--- WRITTEN PROBLEM ---
Everything in the data should be repeated exactly, save for the images.

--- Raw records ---
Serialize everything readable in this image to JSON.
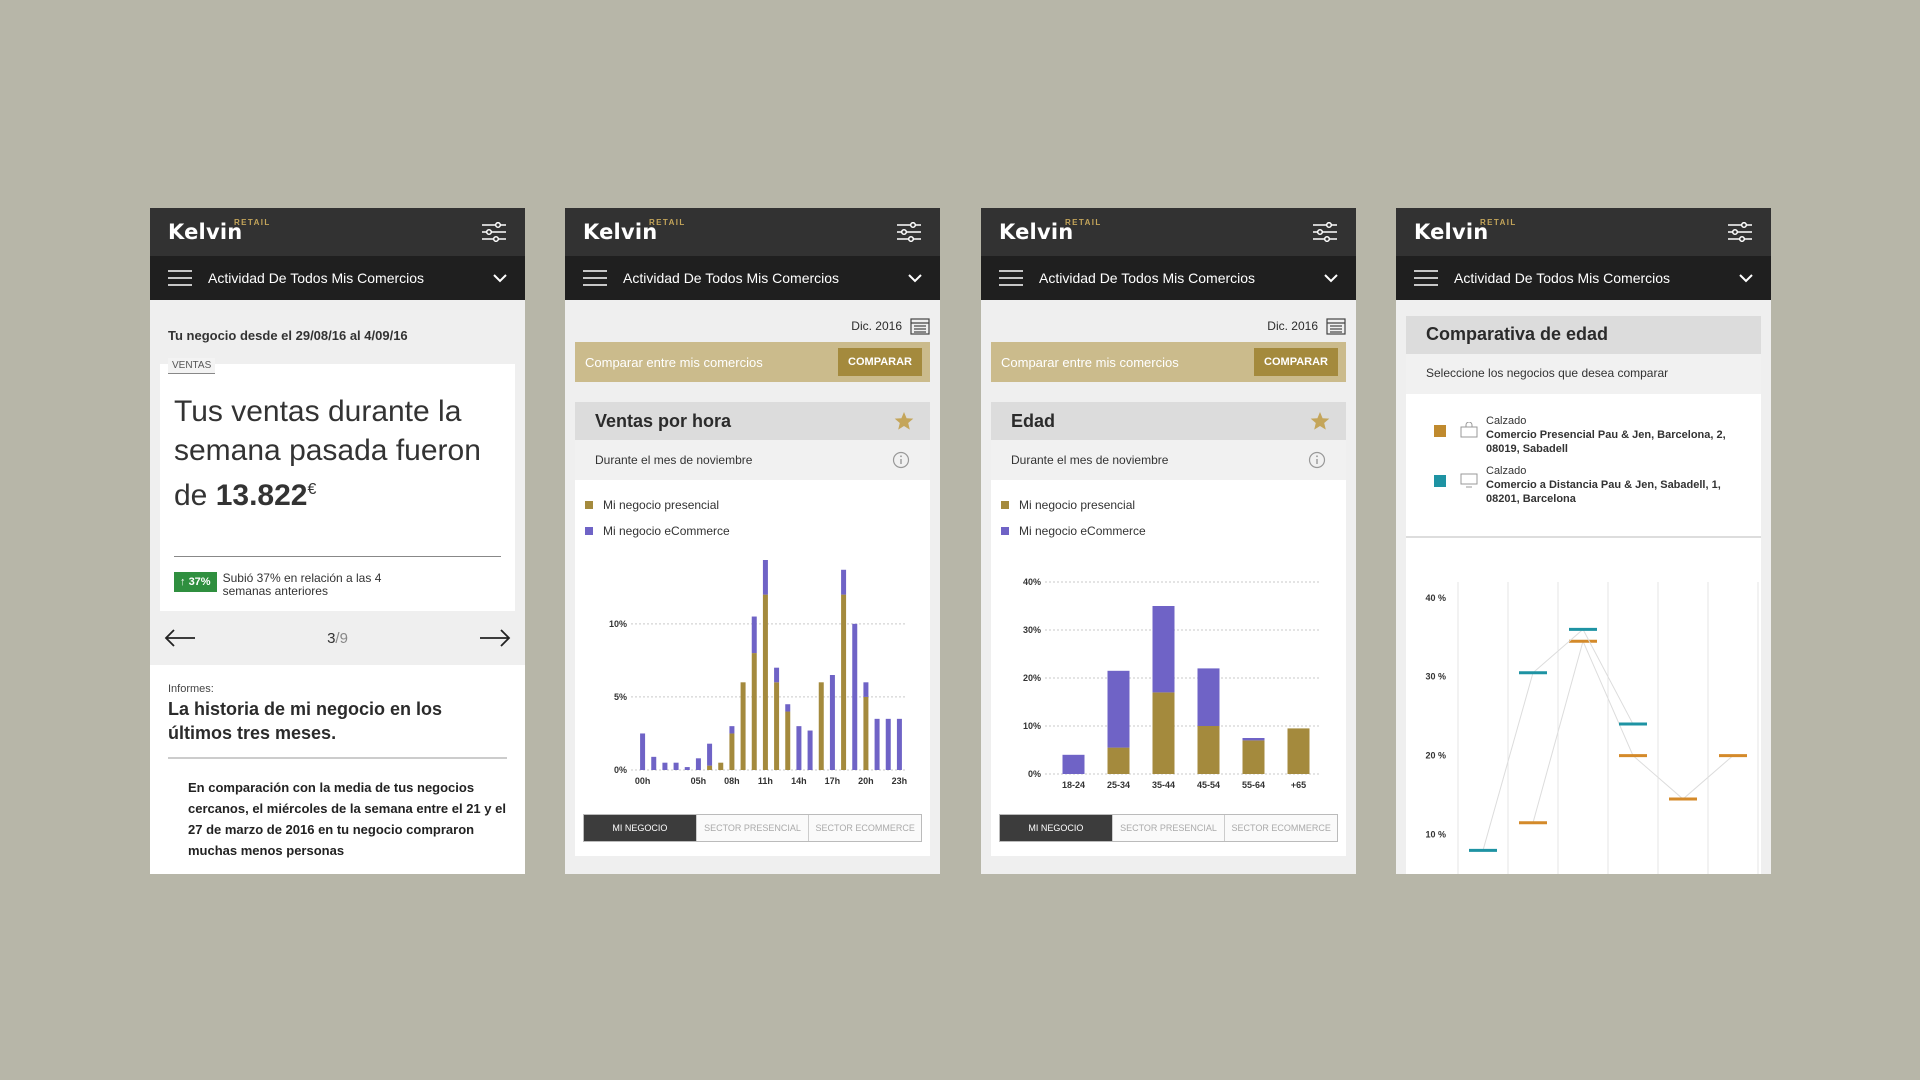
{
  "brand": {
    "name": "Kelvin",
    "sup": "RETAIL"
  },
  "nav_title": "Actividad De Todos Mis Comercios",
  "colors": {
    "gold": "#a48a3d",
    "purple": "#6f63c6",
    "teal": "#1e93a3",
    "orange": "#d48a2a",
    "green": "#2f8f3f"
  },
  "screen1": {
    "range": "Tu negocio desde el 29/08/16 al 4/09/16",
    "tag": "VENTAS",
    "headline_pre": "Tus ventas durante la semana pasada fueron de",
    "amount": "13.822",
    "currency": "€",
    "badge": "37%",
    "trend_text": "Subió 37% en relación a las 4 semanas anteriores",
    "page_current": "3",
    "page_total": "/9",
    "report_label": "Informes:",
    "report_title": "La historia de mi negocio en los últimos tres meses.",
    "report_body": "En comparación con la media de tus negocios cercanos, el miércoles de la semana entre el 21 y el 27 de marzo de 2016 en tu negocio compraron muchas menos personas"
  },
  "screen2": {
    "date": "Dic. 2016",
    "compare_label": "Comparar entre mis comercios",
    "compare_btn": "COMPARAR",
    "title": "Ventas por hora",
    "subtitle": "Durante el mes de noviembre",
    "legend": [
      "Mi negocio presencial",
      "Mi negocio eCommerce"
    ],
    "tabs": [
      "MI NEGOCIO",
      "SECTOR PRESENCIAL",
      "SECTOR ECOMMERCE"
    ]
  },
  "screen3": {
    "date": "Dic. 2016",
    "compare_label": "Comparar entre mis comercios",
    "compare_btn": "COMPARAR",
    "title": "Edad",
    "subtitle": "Durante el mes de noviembre",
    "legend": [
      "Mi negocio presencial",
      "Mi negocio eCommerce"
    ],
    "tabs": [
      "MI NEGOCIO",
      "SECTOR PRESENCIAL",
      "SECTOR ECOMMERCE"
    ]
  },
  "screen4": {
    "title": "Comparativa de edad",
    "subtitle": "Seleccione los negocios que desea comparar",
    "businesses": [
      {
        "category": "Calzado",
        "name": "Comercio Presencial Pau & Jen, Barcelona, 2, 08019, Sabadell"
      },
      {
        "category": "Calzado",
        "name": "Comercio a Distancia Pau & Jen, Sabadell, 1, 08201, Barcelona"
      }
    ]
  },
  "chart_data": [
    {
      "type": "bar",
      "stacked": true,
      "categories": [
        "00h",
        "01h",
        "02h",
        "03h",
        "04h",
        "05h",
        "06h",
        "07h",
        "08h",
        "09h",
        "10h",
        "11h",
        "12h",
        "13h",
        "14h",
        "15h",
        "16h",
        "17h",
        "18h",
        "19h",
        "20h",
        "21h",
        "22h",
        "23h"
      ],
      "tick_labels": [
        "00h",
        "05h",
        "08h",
        "11h",
        "14h",
        "17h",
        "20h",
        "23h"
      ],
      "series": [
        {
          "name": "Mi negocio presencial",
          "values": [
            0,
            0,
            0,
            0,
            0,
            0,
            0.3,
            0.5,
            2.5,
            6,
            8,
            12,
            6,
            4,
            0,
            0,
            6,
            0,
            12,
            0,
            5,
            0,
            0,
            0
          ]
        },
        {
          "name": "Mi negocio eCommerce",
          "values": [
            2.5,
            0.9,
            0.5,
            0.5,
            0.2,
            0.8,
            1.5,
            0,
            0.5,
            0,
            2.5,
            2.7,
            1,
            0.5,
            3,
            2.7,
            0,
            6.5,
            1.7,
            10,
            1,
            3.5,
            3.5,
            3.5
          ]
        }
      ],
      "ylim": [
        0,
        13
      ],
      "yticks": [
        "0%",
        "5%",
        "10%"
      ]
    },
    {
      "type": "bar",
      "stacked": true,
      "categories": [
        "18-24",
        "25-34",
        "35-44",
        "45-54",
        "55-64",
        "+65"
      ],
      "series": [
        {
          "name": "Mi negocio presencial",
          "values": [
            0,
            5.5,
            17,
            10,
            7,
            9.5
          ]
        },
        {
          "name": "Mi negocio eCommerce",
          "values": [
            4,
            16,
            18,
            12,
            0.5,
            0
          ]
        }
      ],
      "ylim": [
        0,
        40
      ],
      "yticks": [
        "0%",
        "10%",
        "20%",
        "30%",
        "40%"
      ]
    },
    {
      "type": "line",
      "yticks": [
        "10 %",
        "20 %",
        "30 %",
        "40 %"
      ],
      "series": [
        {
          "name": "Comercio Presencial Pau & Jen, Barcelona, 2, 08019, Sabadell",
          "values": [
            null,
            11.5,
            34.5,
            20,
            14.5,
            20
          ]
        },
        {
          "name": "Comercio a Distancia Pau & Jen, Sabadell, 1, 08201, Barcelona",
          "values": [
            8,
            30.5,
            36,
            24,
            null,
            null
          ]
        }
      ]
    }
  ]
}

--- WORKED SOLUTION ---
Serialize everything readable in this image to JSON.
{
  "brand": {
    "name": "Kelvin",
    "sup": "RETAIL"
  },
  "nav_title": "Actividad De Todos Mis Comercios",
  "colors": {
    "gold": "#a48a3d",
    "purple": "#6f63c6",
    "teal": "#1e93a3",
    "orange": "#d48a2a",
    "green": "#2f8f3f"
  },
  "screen1": {
    "range": "Tu negocio desde el 29/08/16 al 4/09/16",
    "tag": "VENTAS",
    "headline_pre": "Tus ventas durante la semana pasada fueron de",
    "amount": "13.822",
    "currency": "€",
    "badge": "37%",
    "trend_text": "Subió 37% en relación a las 4 semanas anteriores",
    "page_current": "3",
    "page_total": "/9",
    "report_label": "Informes:",
    "report_title": "La historia de mi negocio en los últimos tres meses.",
    "report_body": "En comparación con la media de tus negocios cercanos, el miércoles de la semana entre el 21 y el 27 de marzo de 2016 en tu negocio compraron muchas menos personas"
  },
  "screen2": {
    "date": "Dic. 2016",
    "compare_label": "Comparar entre mis comercios",
    "compare_btn": "COMPARAR",
    "title": "Ventas por hora",
    "subtitle": "Durante el mes de noviembre",
    "legend": [
      "Mi negocio presencial",
      "Mi negocio eCommerce"
    ],
    "tabs": [
      "MI NEGOCIO",
      "SECTOR PRESENCIAL",
      "SECTOR ECOMMERCE"
    ]
  },
  "screen3": {
    "date": "Dic. 2016",
    "compare_label": "Comparar entre mis comercios",
    "compare_btn": "COMPARAR",
    "title": "Edad",
    "subtitle": "Durante el mes de noviembre",
    "legend": [
      "Mi negocio presencial",
      "Mi negocio eCommerce"
    ],
    "tabs": [
      "MI NEGOCIO",
      "SECTOR PRESENCIAL",
      "SECTOR ECOMMERCE"
    ]
  },
  "screen4": {
    "title": "Comparativa de edad",
    "subtitle": "Seleccione los negocios que desea comparar",
    "businesses": [
      {
        "category": "Calzado",
        "name": "Comercio Presencial Pau & Jen, Barcelona, 2, 08019, Sabadell"
      },
      {
        "category": "Calzado",
        "name": "Comercio a Distancia Pau & Jen, Sabadell, 1, 08201, Barcelona"
      }
    ]
  },
  "chart_data": [
    {
      "type": "bar",
      "stacked": true,
      "categories": [
        "00h",
        "01h",
        "02h",
        "03h",
        "04h",
        "05h",
        "06h",
        "07h",
        "08h",
        "09h",
        "10h",
        "11h",
        "12h",
        "13h",
        "14h",
        "15h",
        "16h",
        "17h",
        "18h",
        "19h",
        "20h",
        "21h",
        "22h",
        "23h"
      ],
      "tick_labels": [
        "00h",
        "05h",
        "08h",
        "11h",
        "14h",
        "17h",
        "20h",
        "23h"
      ],
      "series": [
        {
          "name": "Mi negocio presencial",
          "values": [
            0,
            0,
            0,
            0,
            0,
            0,
            0.3,
            0.5,
            2.5,
            6,
            8,
            12,
            6,
            4,
            0,
            0,
            6,
            0,
            12,
            0,
            5,
            0,
            0,
            0
          ]
        },
        {
          "name": "Mi negocio eCommerce",
          "values": [
            2.5,
            0.9,
            0.5,
            0.5,
            0.2,
            0.8,
            1.5,
            0,
            0.5,
            0,
            2.5,
            2.7,
            1,
            0.5,
            3,
            2.7,
            0,
            6.5,
            1.7,
            10,
            1,
            3.5,
            3.5,
            3.5
          ]
        }
      ],
      "ylim": [
        0,
        13
      ],
      "yticks": [
        "0%",
        "5%",
        "10%"
      ]
    },
    {
      "type": "bar",
      "stacked": true,
      "categories": [
        "18-24",
        "25-34",
        "35-44",
        "45-54",
        "55-64",
        "+65"
      ],
      "series": [
        {
          "name": "Mi negocio presencial",
          "values": [
            0,
            5.5,
            17,
            10,
            7,
            9.5
          ]
        },
        {
          "name": "Mi negocio eCommerce",
          "values": [
            4,
            16,
            18,
            12,
            0.5,
            0
          ]
        }
      ],
      "ylim": [
        0,
        40
      ],
      "yticks": [
        "0%",
        "10%",
        "20%",
        "30%",
        "40%"
      ]
    },
    {
      "type": "line",
      "yticks": [
        "10 %",
        "20 %",
        "30 %",
        "40 %"
      ],
      "series": [
        {
          "name": "Comercio Presencial Pau & Jen, Barcelona, 2, 08019, Sabadell",
          "values": [
            null,
            11.5,
            34.5,
            20,
            14.5,
            20
          ]
        },
        {
          "name": "Comercio a Distancia Pau & Jen, Sabadell, 1, 08201, Barcelona",
          "values": [
            8,
            30.5,
            36,
            24,
            null,
            null
          ]
        }
      ]
    }
  ]
}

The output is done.